--- Record set Enclosed Below ---

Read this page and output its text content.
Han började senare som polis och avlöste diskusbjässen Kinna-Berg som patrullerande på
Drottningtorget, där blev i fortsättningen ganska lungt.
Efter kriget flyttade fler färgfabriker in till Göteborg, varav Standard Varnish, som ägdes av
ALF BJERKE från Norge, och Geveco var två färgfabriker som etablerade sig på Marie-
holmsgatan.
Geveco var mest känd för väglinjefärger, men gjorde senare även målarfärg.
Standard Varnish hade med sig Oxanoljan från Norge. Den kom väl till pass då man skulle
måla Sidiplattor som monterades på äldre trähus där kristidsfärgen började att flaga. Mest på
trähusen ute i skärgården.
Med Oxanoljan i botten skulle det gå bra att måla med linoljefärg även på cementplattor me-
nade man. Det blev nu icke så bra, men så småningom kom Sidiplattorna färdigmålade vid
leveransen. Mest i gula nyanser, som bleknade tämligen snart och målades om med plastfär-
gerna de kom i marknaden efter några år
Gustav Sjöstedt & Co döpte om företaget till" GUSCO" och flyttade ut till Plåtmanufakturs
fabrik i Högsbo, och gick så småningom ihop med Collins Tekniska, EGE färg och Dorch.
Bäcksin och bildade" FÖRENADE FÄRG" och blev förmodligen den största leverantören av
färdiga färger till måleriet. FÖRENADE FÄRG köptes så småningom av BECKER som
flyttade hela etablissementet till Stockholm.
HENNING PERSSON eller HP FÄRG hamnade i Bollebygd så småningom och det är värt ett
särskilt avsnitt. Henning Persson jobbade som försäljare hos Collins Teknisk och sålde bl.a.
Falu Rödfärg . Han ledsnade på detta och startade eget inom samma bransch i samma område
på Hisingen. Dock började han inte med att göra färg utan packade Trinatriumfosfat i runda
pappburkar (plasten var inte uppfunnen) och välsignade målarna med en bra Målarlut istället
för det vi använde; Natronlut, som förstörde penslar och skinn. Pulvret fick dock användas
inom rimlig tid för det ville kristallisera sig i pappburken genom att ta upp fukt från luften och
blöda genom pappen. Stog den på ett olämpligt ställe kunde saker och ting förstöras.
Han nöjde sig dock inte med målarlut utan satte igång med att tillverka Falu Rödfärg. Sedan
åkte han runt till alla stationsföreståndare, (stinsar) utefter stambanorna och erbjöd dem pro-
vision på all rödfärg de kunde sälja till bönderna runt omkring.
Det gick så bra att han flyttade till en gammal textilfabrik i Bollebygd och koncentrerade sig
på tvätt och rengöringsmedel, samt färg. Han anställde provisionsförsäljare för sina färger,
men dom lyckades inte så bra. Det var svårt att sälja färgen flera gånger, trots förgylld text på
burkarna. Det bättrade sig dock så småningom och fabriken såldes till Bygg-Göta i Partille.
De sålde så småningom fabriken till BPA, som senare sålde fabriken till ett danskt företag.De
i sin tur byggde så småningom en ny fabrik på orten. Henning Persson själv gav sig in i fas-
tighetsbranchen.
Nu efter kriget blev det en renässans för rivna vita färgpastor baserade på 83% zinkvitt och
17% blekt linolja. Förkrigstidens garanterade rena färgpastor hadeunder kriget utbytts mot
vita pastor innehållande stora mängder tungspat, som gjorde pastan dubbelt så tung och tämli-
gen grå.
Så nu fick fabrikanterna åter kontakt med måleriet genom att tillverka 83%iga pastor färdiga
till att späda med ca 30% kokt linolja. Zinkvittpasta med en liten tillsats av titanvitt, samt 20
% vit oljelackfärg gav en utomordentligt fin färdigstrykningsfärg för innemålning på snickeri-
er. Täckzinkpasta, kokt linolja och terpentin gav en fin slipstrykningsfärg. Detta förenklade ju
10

--- End of Enclosed Record set ---

§ **Problem to work on**: Look through the records for the string "färgfabriker". Copy every line that has it.

§ **Result**:
Efter kriget flyttade fler färgfabriker in till Göteborg, varav Standard Varnish, som ägdes av
ALF BJERKE från Norge, och Geveco var två färgfabriker som etablerade sig på Marie-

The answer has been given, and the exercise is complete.